Data listing:
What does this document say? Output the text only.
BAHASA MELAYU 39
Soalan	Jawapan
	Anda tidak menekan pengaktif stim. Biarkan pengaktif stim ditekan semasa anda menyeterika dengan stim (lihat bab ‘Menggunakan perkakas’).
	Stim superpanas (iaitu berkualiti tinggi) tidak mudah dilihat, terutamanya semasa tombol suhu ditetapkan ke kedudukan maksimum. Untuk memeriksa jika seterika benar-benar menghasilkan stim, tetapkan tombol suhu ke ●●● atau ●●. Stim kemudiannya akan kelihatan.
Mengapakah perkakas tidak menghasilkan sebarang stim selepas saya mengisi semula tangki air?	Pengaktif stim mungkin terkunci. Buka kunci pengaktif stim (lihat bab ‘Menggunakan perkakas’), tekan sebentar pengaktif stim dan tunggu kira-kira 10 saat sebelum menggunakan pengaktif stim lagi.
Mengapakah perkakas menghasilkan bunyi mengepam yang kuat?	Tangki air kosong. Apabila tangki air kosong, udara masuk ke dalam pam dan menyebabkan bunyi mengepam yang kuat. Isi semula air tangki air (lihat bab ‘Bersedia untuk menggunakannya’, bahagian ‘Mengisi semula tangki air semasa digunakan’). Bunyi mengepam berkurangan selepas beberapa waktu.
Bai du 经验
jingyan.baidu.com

▸ EXERCISE OBJECTIVE
Without omitting anything, output the entries exactly.

▸ RESULT
What does this document say? Output the text only.
BAHASA MELAYU 39
Soalan	Jawapan
	Anda tidak menekan pengaktif stim. Biarkan pengaktif stim ditekan semasa anda menyeterika dengan stim (lihat bab ‘Menggunakan perkakas’).
	Stim superpanas (iaitu berkualiti tinggi) tidak mudah dilihat, terutamanya semasa tombol suhu ditetapkan ke kedudukan maksimum. Untuk memeriksa jika seterika benar-benar menghasilkan stim, tetapkan tombol suhu ke ●●● atau ●●. Stim kemudiannya akan kelihatan.
Mengapakah perkakas tidak menghasilkan sebarang stim selepas saya mengisi semula tangki air?	Pengaktif stim mungkin terkunci. Buka kunci pengaktif stim (lihat bab ‘Menggunakan perkakas’), tekan sebentar pengaktif stim dan tunggu kira-kira 10 saat sebelum menggunakan pengaktif stim lagi.
Mengapakah perkakas menghasilkan bunyi mengepam yang kuat?	Tangki air kosong. Apabila tangki air kosong, udara masuk ke dalam pam dan menyebabkan bunyi mengepam yang kuat. Isi semula air tangki air (lihat bab ‘Bersedia untuk menggunakannya’, bahagian ‘Mengisi semula tangki air semasa digunakan’). Bunyi mengepam berkurangan selepas beberapa waktu.
Bai du 经验
jingyan.baidu.com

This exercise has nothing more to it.